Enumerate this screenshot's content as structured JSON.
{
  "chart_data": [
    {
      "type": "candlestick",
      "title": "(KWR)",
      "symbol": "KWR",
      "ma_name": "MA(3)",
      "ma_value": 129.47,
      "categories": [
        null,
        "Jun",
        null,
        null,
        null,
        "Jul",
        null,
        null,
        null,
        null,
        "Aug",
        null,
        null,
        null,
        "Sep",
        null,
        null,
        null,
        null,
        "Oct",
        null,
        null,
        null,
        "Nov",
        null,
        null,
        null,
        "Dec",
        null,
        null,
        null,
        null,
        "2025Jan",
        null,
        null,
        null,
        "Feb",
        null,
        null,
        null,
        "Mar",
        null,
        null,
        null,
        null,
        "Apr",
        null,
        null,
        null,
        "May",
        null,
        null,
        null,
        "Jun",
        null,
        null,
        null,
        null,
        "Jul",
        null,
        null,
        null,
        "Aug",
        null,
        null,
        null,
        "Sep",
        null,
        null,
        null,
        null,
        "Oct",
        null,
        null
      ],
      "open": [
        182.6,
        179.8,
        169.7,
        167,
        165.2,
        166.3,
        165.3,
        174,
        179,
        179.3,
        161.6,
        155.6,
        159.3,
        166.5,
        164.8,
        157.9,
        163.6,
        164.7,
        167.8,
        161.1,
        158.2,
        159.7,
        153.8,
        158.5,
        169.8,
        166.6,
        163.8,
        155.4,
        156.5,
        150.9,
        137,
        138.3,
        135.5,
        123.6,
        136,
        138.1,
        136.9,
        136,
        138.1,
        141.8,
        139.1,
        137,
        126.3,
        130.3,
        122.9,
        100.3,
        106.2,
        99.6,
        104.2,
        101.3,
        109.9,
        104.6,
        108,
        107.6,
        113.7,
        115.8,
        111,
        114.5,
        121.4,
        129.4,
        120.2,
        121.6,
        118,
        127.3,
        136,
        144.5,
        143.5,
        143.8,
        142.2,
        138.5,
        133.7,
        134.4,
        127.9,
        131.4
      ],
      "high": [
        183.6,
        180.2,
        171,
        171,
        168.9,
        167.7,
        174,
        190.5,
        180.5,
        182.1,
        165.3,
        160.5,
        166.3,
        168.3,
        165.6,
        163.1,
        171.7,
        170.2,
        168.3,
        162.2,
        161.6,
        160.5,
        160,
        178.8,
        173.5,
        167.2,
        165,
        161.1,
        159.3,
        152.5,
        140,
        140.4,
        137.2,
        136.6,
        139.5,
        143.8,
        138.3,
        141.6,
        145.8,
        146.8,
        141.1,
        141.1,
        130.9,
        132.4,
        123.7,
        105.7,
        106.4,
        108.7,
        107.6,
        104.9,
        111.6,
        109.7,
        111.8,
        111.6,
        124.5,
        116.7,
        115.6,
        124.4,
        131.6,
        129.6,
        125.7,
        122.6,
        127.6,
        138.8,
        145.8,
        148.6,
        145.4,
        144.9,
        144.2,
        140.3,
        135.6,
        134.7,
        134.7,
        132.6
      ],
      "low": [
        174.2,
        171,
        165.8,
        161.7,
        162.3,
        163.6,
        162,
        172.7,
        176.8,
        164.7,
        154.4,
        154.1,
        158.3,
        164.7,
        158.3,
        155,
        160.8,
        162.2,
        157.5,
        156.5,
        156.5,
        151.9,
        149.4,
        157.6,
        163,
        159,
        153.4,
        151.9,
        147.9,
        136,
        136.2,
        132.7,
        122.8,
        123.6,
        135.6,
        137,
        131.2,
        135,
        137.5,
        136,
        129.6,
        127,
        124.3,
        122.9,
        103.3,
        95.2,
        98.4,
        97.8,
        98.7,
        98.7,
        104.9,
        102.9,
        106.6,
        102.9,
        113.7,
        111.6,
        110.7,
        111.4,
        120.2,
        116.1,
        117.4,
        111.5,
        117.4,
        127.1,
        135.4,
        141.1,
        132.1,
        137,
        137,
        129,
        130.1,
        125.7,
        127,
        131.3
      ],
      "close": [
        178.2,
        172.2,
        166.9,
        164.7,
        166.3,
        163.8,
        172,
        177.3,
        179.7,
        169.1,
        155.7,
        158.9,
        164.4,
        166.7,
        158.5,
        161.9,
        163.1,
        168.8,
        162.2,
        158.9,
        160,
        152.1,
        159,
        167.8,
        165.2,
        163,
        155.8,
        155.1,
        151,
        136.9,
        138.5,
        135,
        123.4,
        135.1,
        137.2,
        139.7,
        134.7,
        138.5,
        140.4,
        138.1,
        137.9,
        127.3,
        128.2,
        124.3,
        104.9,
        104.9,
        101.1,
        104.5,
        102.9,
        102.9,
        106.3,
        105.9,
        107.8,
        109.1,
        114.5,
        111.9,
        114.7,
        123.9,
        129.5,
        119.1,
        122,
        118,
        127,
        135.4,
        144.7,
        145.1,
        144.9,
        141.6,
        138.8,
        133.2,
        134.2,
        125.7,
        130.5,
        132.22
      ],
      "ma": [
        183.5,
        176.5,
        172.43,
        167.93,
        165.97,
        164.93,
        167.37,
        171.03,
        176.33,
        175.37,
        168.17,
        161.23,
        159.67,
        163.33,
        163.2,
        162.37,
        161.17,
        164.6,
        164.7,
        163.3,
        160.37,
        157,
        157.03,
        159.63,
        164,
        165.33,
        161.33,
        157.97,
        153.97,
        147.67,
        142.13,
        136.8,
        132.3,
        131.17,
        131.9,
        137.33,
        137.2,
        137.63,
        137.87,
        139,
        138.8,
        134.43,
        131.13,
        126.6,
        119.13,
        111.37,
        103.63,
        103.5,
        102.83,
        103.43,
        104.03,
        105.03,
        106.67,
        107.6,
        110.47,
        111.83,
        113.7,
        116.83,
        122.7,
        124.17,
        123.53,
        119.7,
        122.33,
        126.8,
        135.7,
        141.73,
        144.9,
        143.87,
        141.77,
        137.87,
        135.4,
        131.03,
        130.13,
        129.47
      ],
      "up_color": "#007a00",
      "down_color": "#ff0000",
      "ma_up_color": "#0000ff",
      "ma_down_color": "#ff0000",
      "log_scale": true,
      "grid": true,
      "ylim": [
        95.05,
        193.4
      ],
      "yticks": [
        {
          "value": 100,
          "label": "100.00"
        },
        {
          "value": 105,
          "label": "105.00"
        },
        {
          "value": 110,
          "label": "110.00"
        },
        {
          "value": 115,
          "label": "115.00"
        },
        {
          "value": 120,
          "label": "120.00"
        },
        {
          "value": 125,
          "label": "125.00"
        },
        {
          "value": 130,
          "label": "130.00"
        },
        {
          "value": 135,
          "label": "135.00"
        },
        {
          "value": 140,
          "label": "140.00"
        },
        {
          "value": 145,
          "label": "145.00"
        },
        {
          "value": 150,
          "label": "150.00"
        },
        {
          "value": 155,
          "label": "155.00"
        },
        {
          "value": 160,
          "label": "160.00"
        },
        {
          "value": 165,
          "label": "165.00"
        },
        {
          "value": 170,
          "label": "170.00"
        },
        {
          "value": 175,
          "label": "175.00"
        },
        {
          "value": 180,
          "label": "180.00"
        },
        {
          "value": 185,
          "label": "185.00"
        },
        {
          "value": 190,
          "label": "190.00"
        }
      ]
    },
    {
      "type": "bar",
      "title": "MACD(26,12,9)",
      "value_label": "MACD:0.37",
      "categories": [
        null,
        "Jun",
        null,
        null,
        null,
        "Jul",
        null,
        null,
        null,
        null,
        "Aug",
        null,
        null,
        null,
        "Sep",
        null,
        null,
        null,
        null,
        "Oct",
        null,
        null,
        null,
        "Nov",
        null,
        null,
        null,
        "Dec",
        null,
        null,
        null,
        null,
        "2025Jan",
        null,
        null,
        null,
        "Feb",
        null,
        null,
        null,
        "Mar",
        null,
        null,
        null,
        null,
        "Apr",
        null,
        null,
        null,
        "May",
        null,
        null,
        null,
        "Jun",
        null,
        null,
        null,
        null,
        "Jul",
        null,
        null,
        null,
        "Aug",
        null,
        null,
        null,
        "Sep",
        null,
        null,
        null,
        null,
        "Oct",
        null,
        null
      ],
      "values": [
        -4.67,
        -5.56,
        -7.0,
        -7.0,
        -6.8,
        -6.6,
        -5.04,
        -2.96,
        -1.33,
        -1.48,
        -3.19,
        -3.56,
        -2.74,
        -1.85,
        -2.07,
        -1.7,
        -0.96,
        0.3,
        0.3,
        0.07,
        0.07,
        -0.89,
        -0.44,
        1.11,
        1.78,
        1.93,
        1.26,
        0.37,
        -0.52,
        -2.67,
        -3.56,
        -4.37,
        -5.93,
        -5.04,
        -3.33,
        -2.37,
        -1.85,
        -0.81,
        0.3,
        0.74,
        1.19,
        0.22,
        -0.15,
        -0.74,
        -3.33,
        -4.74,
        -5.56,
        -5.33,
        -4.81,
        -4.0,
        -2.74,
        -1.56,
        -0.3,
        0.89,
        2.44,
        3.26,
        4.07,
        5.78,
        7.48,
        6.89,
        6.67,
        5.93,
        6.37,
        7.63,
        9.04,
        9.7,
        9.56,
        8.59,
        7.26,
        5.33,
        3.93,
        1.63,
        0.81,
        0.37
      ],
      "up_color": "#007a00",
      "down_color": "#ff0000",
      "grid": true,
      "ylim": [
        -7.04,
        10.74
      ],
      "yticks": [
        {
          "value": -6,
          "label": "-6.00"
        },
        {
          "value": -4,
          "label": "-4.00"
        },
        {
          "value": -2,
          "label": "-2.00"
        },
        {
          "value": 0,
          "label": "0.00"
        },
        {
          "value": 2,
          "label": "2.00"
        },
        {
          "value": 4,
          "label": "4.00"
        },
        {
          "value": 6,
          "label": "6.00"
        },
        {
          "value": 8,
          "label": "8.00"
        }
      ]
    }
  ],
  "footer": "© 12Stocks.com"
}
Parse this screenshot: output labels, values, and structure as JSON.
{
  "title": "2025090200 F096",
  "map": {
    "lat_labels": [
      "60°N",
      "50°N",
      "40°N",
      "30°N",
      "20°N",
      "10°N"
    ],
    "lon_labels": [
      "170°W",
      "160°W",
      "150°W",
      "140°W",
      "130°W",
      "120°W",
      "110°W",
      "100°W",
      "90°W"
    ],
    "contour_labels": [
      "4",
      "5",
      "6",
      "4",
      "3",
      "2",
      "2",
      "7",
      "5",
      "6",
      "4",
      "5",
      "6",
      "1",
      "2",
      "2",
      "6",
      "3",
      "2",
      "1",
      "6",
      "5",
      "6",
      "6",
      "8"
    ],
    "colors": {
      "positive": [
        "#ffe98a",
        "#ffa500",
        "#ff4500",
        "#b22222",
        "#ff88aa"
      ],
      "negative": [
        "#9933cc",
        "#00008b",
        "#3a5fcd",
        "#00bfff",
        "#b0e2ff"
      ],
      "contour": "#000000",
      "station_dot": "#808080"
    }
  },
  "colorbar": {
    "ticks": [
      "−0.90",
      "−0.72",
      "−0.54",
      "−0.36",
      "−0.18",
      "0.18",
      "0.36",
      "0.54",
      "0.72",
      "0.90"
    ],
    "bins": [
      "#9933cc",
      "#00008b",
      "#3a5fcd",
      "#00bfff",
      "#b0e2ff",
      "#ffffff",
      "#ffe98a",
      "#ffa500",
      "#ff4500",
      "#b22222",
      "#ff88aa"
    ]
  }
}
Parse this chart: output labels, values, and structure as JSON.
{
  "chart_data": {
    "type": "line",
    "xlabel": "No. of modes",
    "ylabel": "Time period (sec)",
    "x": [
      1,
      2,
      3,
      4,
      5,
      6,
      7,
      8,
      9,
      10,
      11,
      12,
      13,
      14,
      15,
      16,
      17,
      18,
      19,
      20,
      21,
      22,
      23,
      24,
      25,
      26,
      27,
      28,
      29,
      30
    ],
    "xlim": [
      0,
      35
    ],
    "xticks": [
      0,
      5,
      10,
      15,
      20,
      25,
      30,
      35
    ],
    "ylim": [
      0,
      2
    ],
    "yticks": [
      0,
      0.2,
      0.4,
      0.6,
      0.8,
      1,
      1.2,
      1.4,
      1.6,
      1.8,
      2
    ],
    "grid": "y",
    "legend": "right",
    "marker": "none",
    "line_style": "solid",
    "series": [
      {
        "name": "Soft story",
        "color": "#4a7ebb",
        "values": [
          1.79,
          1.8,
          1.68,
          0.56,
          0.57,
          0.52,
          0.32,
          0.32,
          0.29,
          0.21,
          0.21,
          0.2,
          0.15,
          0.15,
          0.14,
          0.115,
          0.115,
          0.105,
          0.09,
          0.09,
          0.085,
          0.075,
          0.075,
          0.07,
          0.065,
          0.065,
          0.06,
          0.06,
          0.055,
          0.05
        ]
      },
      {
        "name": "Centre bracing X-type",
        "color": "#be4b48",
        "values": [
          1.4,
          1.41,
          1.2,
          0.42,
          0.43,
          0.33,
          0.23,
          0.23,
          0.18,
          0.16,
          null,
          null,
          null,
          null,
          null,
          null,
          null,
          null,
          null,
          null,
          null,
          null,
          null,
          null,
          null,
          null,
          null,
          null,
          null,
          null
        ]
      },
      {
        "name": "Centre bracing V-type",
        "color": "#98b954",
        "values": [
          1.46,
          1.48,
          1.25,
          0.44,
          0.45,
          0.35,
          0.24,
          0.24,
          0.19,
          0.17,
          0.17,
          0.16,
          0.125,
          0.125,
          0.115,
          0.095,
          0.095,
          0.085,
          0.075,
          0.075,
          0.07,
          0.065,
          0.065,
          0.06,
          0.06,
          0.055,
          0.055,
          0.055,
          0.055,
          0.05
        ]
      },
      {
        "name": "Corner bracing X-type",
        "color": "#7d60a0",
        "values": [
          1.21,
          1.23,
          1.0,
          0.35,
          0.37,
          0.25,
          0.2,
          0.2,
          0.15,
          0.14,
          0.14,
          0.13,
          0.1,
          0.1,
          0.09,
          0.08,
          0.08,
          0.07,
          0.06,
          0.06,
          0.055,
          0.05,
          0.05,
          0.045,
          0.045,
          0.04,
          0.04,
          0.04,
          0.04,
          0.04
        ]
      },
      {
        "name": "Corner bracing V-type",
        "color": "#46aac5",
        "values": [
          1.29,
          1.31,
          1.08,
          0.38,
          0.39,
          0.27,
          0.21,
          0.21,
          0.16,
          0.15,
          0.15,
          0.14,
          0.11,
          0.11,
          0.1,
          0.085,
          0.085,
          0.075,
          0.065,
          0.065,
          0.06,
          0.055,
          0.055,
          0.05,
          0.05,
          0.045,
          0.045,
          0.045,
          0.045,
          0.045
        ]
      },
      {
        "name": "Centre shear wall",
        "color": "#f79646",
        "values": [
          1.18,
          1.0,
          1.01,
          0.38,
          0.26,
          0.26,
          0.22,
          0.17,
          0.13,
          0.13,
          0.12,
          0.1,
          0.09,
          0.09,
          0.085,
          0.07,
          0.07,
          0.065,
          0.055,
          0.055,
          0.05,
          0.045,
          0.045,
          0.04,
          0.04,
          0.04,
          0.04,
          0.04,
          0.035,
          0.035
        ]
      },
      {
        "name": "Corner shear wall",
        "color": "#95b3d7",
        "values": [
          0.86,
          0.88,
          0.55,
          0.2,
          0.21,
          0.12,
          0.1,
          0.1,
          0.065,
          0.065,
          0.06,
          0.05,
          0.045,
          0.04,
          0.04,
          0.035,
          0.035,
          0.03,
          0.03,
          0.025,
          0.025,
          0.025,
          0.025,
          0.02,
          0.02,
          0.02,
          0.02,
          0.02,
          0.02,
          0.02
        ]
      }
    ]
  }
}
══════════
▶ [Aim] Within the listing above, work out how many lines contain the string "output", and reply with that number only.

▶ [Exercise result] 2